##### INFORMATION PROVIDED

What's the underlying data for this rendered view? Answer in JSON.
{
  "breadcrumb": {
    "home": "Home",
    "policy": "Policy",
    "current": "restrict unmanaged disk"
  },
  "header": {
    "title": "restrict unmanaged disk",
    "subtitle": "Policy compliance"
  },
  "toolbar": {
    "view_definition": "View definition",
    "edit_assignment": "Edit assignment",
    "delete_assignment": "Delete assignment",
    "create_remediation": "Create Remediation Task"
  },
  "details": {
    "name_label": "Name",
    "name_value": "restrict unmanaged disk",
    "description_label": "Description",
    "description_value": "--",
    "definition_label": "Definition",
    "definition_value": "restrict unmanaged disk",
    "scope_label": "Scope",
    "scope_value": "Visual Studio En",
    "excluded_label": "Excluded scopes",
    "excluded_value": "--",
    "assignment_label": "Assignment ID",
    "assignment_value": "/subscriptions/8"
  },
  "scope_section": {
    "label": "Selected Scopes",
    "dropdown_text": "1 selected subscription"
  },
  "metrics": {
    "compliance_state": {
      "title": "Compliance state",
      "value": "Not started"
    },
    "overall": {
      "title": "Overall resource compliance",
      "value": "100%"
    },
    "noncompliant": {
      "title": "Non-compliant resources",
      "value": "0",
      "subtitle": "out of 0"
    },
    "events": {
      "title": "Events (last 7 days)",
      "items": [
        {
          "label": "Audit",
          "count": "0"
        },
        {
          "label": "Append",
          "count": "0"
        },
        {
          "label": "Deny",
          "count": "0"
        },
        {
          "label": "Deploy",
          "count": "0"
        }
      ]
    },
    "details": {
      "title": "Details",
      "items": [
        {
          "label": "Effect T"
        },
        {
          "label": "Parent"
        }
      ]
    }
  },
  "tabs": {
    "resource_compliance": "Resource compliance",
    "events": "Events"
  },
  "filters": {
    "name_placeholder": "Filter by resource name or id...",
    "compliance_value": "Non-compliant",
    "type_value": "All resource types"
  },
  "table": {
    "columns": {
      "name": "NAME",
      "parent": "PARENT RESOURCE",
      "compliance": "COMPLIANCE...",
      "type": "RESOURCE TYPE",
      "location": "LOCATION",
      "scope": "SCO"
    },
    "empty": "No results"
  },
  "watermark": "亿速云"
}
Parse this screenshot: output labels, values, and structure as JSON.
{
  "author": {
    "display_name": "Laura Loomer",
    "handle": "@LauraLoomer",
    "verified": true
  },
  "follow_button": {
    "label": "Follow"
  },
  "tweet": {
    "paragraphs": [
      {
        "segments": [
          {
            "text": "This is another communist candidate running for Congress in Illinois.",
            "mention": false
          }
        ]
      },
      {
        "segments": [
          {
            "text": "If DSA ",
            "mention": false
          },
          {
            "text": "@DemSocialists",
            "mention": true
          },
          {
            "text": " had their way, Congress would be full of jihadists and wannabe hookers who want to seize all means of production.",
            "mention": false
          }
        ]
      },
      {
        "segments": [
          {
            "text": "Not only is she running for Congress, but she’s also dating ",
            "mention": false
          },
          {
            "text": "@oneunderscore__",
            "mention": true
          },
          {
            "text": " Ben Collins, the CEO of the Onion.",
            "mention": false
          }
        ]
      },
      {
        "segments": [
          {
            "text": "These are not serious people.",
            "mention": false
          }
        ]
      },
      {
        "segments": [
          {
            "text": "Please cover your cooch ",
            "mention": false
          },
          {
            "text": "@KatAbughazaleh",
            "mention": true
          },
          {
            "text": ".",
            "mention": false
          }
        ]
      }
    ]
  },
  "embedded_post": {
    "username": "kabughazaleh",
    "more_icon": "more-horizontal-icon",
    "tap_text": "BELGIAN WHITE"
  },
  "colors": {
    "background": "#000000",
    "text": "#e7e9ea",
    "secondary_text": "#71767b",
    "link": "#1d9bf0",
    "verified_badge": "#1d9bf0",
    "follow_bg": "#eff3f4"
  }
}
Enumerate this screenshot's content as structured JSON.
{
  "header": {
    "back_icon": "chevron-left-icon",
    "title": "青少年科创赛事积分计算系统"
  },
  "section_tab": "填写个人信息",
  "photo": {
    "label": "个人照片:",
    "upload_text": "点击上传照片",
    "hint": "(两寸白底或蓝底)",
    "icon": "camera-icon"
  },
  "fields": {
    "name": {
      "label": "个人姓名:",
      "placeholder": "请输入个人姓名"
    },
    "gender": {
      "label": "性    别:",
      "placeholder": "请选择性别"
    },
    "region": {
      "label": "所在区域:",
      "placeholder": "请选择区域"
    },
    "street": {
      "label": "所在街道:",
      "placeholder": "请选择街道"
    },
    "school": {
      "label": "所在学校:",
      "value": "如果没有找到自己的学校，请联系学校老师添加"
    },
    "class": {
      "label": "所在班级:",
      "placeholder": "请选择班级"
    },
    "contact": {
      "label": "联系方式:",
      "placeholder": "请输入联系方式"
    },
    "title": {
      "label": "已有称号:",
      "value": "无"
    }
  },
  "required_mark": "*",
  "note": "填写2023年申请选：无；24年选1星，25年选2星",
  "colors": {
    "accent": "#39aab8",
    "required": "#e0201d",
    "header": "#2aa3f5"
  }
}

##########

Repeat the listing in full, keeping every line exactly as it is.

What's the underlying data for this rendered view? Answer in JSON.
{
  "breadcrumb": {
    "home": "Home",
    "policy": "Policy",
    "current": "restrict unmanaged disk"
  },
  "header": {
    "title": "restrict unmanaged disk",
    "subtitle": "Policy compliance"
  },
  "toolbar": {
    "view_definition": "View definition",
    "edit_assignment": "Edit assignment",
    "delete_assignment": "Delete assignment",
    "create_remediation": "Create Remediation Task"
  },
  "details": {
    "name_label": "Name",
    "name_value": "restrict unmanaged disk",
    "description_label": "Description",
    "description_value": "--",
    "definition_label": "Definition",
    "definition_value": "restrict unmanaged disk",
    "scope_label": "Scope",
    "scope_value": "Visual Studio En",
    "excluded_label": "Excluded scopes",
    "excluded_value": "--",
    "assignment_label": "Assignment ID",
    "assignment_value": "/subscriptions/8"
  },
  "scope_section": {
    "label": "Selected Scopes",
    "dropdown_text": "1 selected subscription"
  },
  "metrics": {
    "compliance_state": {
      "title": "Compliance state",
      "value": "Not started"
    },
    "overall": {
      "title": "Overall resource compliance",
      "value": "100%"
    },
    "noncompliant": {
      "title": "Non-compliant resources",
      "value": "0",
      "subtitle": "out of 0"
    },
    "events": {
      "title": "Events (last 7 days)",
      "items": [
        {
          "label": "Audit",
          "count": "0"
        },
        {
          "label": "Append",
          "count": "0"
        },
        {
          "label": "Deny",
          "count": "0"
        },
        {
          "label": "Deploy",
          "count": "0"
        }
      ]
    },
    "details": {
      "title": "Details",
      "items": [
        {
          "label": "Effect T"
        },
        {
          "label": "Parent"
        }
      ]
    }
  },
  "tabs": {
    "resource_compliance": "Resource compliance",
    "events": "Events"
  },
  "filters": {
    "name_placeholder": "Filter by resource name or id...",
    "compliance_value": "Non-compliant",
    "type_value": "All resource types"
  },
  "table": {
    "columns": {
      "name": "NAME",
      "parent": "PARENT RESOURCE",
      "compliance": "COMPLIANCE...",
      "type": "RESOURCE TYPE",
      "location": "LOCATION",
      "scope": "SCO"
    },
    "empty": "No results"
  },
  "watermark": "亿速云"
}
Parse this screenshot: output labels, values, and structure as JSON.
{
  "author": {
    "display_name": "Laura Loomer",
    "handle": "@LauraLoomer",
    "verified": true
  },
  "follow_button": {
    "label": "Follow"
  },
  "tweet": {
    "paragraphs": [
      {
        "segments": [
          {
            "text": "This is another communist candidate running for Congress in Illinois.",
            "mention": false
          }
        ]
      },
      {
        "segments": [
          {
            "text": "If DSA ",
            "mention": false
          },
          {
            "text": "@DemSocialists",
            "mention": true
          },
          {
            "text": " had their way, Congress would be full of jihadists and wannabe hookers who want to seize all means of production.",
            "mention": false
          }
        ]
      },
      {
        "segments": [
          {
            "text": "Not only is she running for Congress, but she’s also dating ",
            "mention": false
          },
          {
            "text": "@oneunderscore__",
            "mention": true
          },
          {
            "text": " Ben Collins, the CEO of the Onion.",
            "mention": false
          }
        ]
      },
      {
        "segments": [
          {
            "text": "These are not serious people.",
            "mention": false
          }
        ]
      },
      {
        "segments": [
          {
            "text": "Please cover your cooch ",
            "mention": false
          },
          {
            "text": "@KatAbughazaleh",
            "mention": true
          },
          {
            "text": ".",
            "mention": false
          }
        ]
      }
    ]
  },
  "embedded_post": {
    "username": "kabughazaleh",
    "more_icon": "more-horizontal-icon",
    "tap_text": "BELGIAN WHITE"
  },
  "colors": {
    "background": "#000000",
    "text": "#e7e9ea",
    "secondary_text": "#71767b",
    "link": "#1d9bf0",
    "verified_badge": "#1d9bf0",
    "follow_bg": "#eff3f4"
  }
}
Enumerate this screenshot's content as structured JSON.
{
  "header": {
    "back_icon": "chevron-left-icon",
    "title": "青少年科创赛事积分计算系统"
  },
  "section_tab": "填写个人信息",
  "photo": {
    "label": "个人照片:",
    "upload_text": "点击上传照片",
    "hint": "(两寸白底或蓝底)",
    "icon": "camera-icon"
  },
  "fields": {
    "name": {
      "label": "个人姓名:",
      "placeholder": "请输入个人姓名"
    },
    "gender": {
      "label": "性    别:",
      "placeholder": "请选择性别"
    },
    "region": {
      "label": "所在区域:",
      "placeholder": "请选择区域"
    },
    "street": {
      "label": "所在街道:",
      "placeholder": "请选择街道"
    },
    "school": {
      "label": "所在学校:",
      "value": "如果没有找到自己的学校，请联系学校老师添加"
    },
    "class": {
      "label": "所在班级:",
      "placeholder": "请选择班级"
    },
    "contact": {
      "label": "联系方式:",
      "placeholder": "请输入联系方式"
    },
    "title": {
      "label": "已有称号:",
      "value": "无"
    }
  },
  "required_mark": "*",
  "note": "填写2023年申请选：无；24年选1星，25年选2星",
  "colors": {
    "accent": "#39aab8",
    "required": "#e0201d",
    "header": "#2aa3f5"
  }
}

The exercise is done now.